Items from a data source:
┌──
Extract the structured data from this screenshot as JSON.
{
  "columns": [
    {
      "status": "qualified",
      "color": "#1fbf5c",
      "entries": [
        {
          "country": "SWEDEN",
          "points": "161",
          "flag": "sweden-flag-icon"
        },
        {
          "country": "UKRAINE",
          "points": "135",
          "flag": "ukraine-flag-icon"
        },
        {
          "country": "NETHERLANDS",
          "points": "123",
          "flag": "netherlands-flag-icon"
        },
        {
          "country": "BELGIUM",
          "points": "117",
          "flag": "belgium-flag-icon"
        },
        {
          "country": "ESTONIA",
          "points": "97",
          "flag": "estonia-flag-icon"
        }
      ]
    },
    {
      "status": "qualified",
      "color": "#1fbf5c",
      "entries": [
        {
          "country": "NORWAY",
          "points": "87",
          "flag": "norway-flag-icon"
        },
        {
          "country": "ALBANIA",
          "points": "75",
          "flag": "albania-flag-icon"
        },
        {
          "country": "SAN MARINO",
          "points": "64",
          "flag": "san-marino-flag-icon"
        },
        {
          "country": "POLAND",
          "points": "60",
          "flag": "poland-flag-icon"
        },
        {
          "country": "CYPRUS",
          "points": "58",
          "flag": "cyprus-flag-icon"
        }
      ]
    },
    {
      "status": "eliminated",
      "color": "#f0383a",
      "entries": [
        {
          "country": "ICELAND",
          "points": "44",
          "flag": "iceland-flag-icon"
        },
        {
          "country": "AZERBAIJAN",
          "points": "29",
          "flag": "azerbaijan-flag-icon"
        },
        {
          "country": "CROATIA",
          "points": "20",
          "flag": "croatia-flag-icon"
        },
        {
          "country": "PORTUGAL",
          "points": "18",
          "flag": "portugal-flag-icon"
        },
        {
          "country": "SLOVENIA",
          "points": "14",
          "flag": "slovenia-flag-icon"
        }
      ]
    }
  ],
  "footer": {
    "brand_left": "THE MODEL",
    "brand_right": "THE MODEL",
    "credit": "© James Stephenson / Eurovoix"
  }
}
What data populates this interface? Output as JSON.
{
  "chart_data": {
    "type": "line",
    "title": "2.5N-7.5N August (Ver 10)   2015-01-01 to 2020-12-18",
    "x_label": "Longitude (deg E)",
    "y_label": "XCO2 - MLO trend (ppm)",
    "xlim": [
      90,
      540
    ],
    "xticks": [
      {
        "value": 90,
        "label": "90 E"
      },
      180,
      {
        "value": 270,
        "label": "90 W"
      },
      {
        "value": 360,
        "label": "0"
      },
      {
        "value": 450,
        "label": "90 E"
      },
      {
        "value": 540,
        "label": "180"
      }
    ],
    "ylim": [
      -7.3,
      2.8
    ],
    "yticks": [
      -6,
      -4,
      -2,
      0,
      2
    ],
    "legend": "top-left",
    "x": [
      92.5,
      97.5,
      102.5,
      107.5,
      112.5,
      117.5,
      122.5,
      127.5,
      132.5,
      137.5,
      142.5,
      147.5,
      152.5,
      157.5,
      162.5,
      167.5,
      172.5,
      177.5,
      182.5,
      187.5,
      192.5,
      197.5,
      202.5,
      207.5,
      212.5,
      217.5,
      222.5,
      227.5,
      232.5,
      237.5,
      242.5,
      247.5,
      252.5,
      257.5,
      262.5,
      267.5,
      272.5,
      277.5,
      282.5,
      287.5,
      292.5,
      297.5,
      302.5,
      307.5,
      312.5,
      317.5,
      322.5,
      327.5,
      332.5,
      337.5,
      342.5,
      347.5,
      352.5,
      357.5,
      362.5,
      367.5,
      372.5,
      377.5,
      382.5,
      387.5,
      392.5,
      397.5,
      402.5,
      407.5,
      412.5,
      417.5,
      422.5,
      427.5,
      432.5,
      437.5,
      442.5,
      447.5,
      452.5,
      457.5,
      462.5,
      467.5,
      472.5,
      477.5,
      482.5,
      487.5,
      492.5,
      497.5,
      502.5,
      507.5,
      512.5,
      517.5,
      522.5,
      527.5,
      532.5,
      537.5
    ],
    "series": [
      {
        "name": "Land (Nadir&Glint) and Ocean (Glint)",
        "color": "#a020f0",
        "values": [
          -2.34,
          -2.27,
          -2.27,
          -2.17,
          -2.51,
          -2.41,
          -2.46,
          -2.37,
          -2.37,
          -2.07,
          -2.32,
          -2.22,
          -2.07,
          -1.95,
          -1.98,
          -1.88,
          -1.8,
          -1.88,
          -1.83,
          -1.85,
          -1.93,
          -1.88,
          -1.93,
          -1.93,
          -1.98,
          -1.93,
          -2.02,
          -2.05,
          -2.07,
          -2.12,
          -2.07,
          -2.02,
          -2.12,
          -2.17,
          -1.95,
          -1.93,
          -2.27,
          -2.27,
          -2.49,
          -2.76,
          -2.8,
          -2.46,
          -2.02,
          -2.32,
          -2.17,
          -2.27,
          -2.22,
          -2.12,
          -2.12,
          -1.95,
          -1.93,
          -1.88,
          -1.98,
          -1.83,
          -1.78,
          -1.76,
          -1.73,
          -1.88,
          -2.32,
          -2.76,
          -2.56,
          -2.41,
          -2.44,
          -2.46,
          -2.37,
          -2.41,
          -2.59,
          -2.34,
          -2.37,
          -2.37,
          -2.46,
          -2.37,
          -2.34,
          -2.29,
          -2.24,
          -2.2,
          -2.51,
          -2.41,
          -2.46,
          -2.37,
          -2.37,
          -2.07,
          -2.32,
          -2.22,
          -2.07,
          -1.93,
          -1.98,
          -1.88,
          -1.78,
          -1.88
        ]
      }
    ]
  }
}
└──
◆ **Task to carry out**: Retype every record above exactly as it appears.

◆ **Response**:
Extract the structured data from this screenshot as JSON.
{
  "columns": [
    {
      "status": "qualified",
      "color": "#1fbf5c",
      "entries": [
        {
          "country": "SWEDEN",
          "points": "161",
          "flag": "sweden-flag-icon"
        },
        {
          "country": "UKRAINE",
          "points": "135",
          "flag": "ukraine-flag-icon"
        },
        {
          "country": "NETHERLANDS",
          "points": "123",
          "flag": "netherlands-flag-icon"
        },
        {
          "country": "BELGIUM",
          "points": "117",
          "flag": "belgium-flag-icon"
        },
        {
          "country": "ESTONIA",
          "points": "97",
          "flag": "estonia-flag-icon"
        }
      ]
    },
    {
      "status": "qualified",
      "color": "#1fbf5c",
      "entries": [
        {
          "country": "NORWAY",
          "points": "87",
          "flag": "norway-flag-icon"
        },
        {
          "country": "ALBANIA",
          "points": "75",
          "flag": "albania-flag-icon"
        },
        {
          "country": "SAN MARINO",
          "points": "64",
          "flag": "san-marino-flag-icon"
        },
        {
          "country": "POLAND",
          "points": "60",
          "flag": "poland-flag-icon"
        },
        {
          "country": "CYPRUS",
          "points": "58",
          "flag": "cyprus-flag-icon"
        }
      ]
    },
    {
      "status": "eliminated",
      "color": "#f0383a",
      "entries": [
        {
          "country": "ICELAND",
          "points": "44",
          "flag": "iceland-flag-icon"
        },
        {
          "country": "AZERBAIJAN",
          "points": "29",
          "flag": "azerbaijan-flag-icon"
        },
        {
          "country": "CROATIA",
          "points": "20",
          "flag": "croatia-flag-icon"
        },
        {
          "country": "PORTUGAL",
          "points": "18",
          "flag": "portugal-flag-icon"
        },
        {
          "country": "SLOVENIA",
          "points": "14",
          "flag": "slovenia-flag-icon"
        }
      ]
    }
  ],
  "footer": {
    "brand_left": "THE MODEL",
    "brand_right": "THE MODEL",
    "credit": "© James Stephenson / Eurovoix"
  }
}
What data populates this interface? Output as JSON.
{
  "chart_data": {
    "type": "line",
    "title": "2.5N-7.5N August (Ver 10)   2015-01-01 to 2020-12-18",
    "x_label": "Longitude (deg E)",
    "y_label": "XCO2 - MLO trend (ppm)",
    "xlim": [
      90,
      540
    ],
    "xticks": [
      {
        "value": 90,
        "label": "90 E"
      },
      180,
      {
        "value": 270,
        "label": "90 W"
      },
      {
        "value": 360,
        "label": "0"
      },
      {
        "value": 450,
        "label": "90 E"
      },
      {
        "value": 540,
        "label": "180"
      }
    ],
    "ylim": [
      -7.3,
      2.8
    ],
    "yticks": [
      -6,
      -4,
      -2,
      0,
      2
    ],
    "legend": "top-left",
    "x": [
      92.5,
      97.5,
      102.5,
      107.5,
      112.5,
      117.5,
      122.5,
      127.5,
      132.5,
      137.5,
      142.5,
      147.5,
      152.5,
      157.5,
      162.5,
      167.5,
      172.5,
      177.5,
      182.5,
      187.5,
      192.5,
      197.5,
      202.5,
      207.5,
      212.5,
      217.5,
      222.5,
      227.5,
      232.5,
      237.5,
      242.5,
      247.5,
      252.5,
      257.5,
      262.5,
      267.5,
      272.5,
      277.5,
      282.5,
      287.5,
      292.5,
      297.5,
      302.5,
      307.5,
      312.5,
      317.5,
      322.5,
      327.5,
      332.5,
      337.5,
      342.5,
      347.5,
      352.5,
      357.5,
      362.5,
      367.5,
      372.5,
      377.5,
      382.5,
      387.5,
      392.5,
      397.5,
      402.5,
      407.5,
      412.5,
      417.5,
      422.5,
      427.5,
      432.5,
      437.5,
      442.5,
      447.5,
      452.5,
      457.5,
      462.5,
      467.5,
      472.5,
      477.5,
      482.5,
      487.5,
      492.5,
      497.5,
      502.5,
      507.5,
      512.5,
      517.5,
      522.5,
      527.5,
      532.5,
      537.5
    ],
    "series": [
      {
        "name": "Land (Nadir&Glint) and Ocean (Glint)",
        "color": "#a020f0",
        "values": [
          -2.34,
          -2.27,
          -2.27,
          -2.17,
          -2.51,
          -2.41,
          -2.46,
          -2.37,
          -2.37,
          -2.07,
          -2.32,
          -2.22,
          -2.07,
          -1.95,
          -1.98,
          -1.88,
          -1.8,
          -1.88,
          -1.83,
          -1.85,
          -1.93,
          -1.88,
          -1.93,
          -1.93,
          -1.98,
          -1.93,
          -2.02,
          -2.05,
          -2.07,
          -2.12,
          -2.07,
          -2.02,
          -2.12,
          -2.17,
          -1.95,
          -1.93,
          -2.27,
          -2.27,
          -2.49,
          -2.76,
          -2.8,
          -2.46,
          -2.02,
          -2.32,
          -2.17,
          -2.27,
          -2.22,
          -2.12,
          -2.12,
          -1.95,
          -1.93,
          -1.88,
          -1.98,
          -1.83,
          -1.78,
          -1.76,
          -1.73,
          -1.88,
          -2.32,
          -2.76,
          -2.56,
          -2.41,
          -2.44,
          -2.46,
          -2.37,
          -2.41,
          -2.59,
          -2.34,
          -2.37,
          -2.37,
          -2.46,
          -2.37,
          -2.34,
          -2.29,
          -2.24,
          -2.2,
          -2.51,
          -2.41,
          -2.46,
          -2.37,
          -2.37,
          -2.07,
          -2.32,
          -2.22,
          -2.07,
          -1.93,
          -1.98,
          -1.88,
          -1.78,
          -1.88
        ]
      }
    ]
  }
}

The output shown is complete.